WHAT YOU WILL DO:
Locate each line holding the string "there" and copy it.

Items from a dataset:
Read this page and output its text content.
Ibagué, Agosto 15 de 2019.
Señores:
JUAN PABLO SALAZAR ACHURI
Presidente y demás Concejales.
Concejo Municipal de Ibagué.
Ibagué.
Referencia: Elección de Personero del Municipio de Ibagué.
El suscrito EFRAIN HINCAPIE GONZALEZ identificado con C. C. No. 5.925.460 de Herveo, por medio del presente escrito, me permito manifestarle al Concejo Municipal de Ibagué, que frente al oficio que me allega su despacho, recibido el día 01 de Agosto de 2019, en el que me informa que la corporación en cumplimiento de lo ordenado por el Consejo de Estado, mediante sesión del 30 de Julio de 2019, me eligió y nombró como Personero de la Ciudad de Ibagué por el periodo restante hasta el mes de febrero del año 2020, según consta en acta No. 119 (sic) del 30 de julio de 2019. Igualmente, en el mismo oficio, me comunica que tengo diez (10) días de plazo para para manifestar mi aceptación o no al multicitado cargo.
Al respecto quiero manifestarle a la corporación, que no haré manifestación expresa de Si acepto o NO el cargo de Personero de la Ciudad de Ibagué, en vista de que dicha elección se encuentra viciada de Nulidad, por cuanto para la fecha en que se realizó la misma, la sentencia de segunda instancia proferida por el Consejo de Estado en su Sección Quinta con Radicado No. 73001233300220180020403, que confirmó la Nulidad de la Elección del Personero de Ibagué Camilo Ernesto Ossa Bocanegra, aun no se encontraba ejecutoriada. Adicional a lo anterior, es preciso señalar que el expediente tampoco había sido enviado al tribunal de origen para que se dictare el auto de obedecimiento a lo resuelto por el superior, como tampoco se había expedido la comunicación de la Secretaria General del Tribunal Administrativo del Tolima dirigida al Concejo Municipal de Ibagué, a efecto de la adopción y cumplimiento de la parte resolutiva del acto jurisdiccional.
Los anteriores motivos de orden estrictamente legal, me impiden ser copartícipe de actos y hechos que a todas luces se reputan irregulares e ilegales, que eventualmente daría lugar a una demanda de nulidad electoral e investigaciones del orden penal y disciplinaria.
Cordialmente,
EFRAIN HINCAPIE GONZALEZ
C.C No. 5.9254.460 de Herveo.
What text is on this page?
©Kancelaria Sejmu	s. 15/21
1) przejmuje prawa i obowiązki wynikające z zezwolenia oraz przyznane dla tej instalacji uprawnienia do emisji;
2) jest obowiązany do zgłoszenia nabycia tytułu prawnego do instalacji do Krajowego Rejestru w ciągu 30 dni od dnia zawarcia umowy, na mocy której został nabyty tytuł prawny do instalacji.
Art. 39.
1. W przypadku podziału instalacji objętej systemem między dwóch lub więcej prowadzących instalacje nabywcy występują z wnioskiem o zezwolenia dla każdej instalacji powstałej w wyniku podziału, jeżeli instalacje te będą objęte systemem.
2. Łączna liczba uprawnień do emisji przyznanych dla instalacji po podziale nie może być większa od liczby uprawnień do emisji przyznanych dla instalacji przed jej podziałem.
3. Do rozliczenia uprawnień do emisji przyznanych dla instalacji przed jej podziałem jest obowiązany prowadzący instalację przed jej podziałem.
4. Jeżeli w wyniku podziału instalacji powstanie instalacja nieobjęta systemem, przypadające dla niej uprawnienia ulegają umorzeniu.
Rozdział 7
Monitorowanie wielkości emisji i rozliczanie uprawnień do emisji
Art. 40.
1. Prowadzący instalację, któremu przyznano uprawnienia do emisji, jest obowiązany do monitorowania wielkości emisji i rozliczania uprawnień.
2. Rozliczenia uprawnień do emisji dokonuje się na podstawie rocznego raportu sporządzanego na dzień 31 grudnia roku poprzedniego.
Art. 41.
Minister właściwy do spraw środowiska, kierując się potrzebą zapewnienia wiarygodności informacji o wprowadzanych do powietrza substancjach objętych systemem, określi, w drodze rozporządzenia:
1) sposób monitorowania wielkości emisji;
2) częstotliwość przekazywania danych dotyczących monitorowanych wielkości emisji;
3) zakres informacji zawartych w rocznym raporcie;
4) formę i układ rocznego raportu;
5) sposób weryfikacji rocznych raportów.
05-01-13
==
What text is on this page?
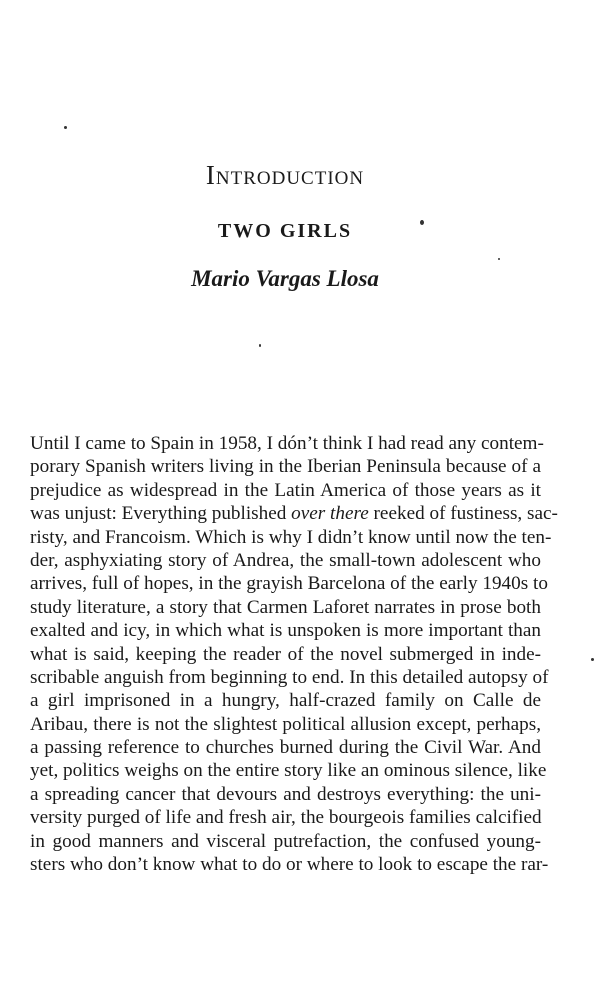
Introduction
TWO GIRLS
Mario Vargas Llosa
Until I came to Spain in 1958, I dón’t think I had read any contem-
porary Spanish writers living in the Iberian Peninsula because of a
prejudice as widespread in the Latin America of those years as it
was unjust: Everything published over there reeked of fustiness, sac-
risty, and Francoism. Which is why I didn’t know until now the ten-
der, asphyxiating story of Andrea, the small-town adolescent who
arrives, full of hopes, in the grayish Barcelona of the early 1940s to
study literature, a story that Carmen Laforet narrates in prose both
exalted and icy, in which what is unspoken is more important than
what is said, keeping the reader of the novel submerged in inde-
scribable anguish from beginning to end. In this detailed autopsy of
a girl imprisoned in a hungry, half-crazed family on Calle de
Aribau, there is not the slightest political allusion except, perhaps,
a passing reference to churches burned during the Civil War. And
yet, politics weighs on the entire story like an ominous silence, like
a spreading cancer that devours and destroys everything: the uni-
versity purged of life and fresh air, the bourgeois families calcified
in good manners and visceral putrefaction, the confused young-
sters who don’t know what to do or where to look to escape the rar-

REPLY TO THE TASK:
was unjust: Everything published over there reeked of fustiness, sac-
Aribau, there is not the slightest political allusion except, perhaps,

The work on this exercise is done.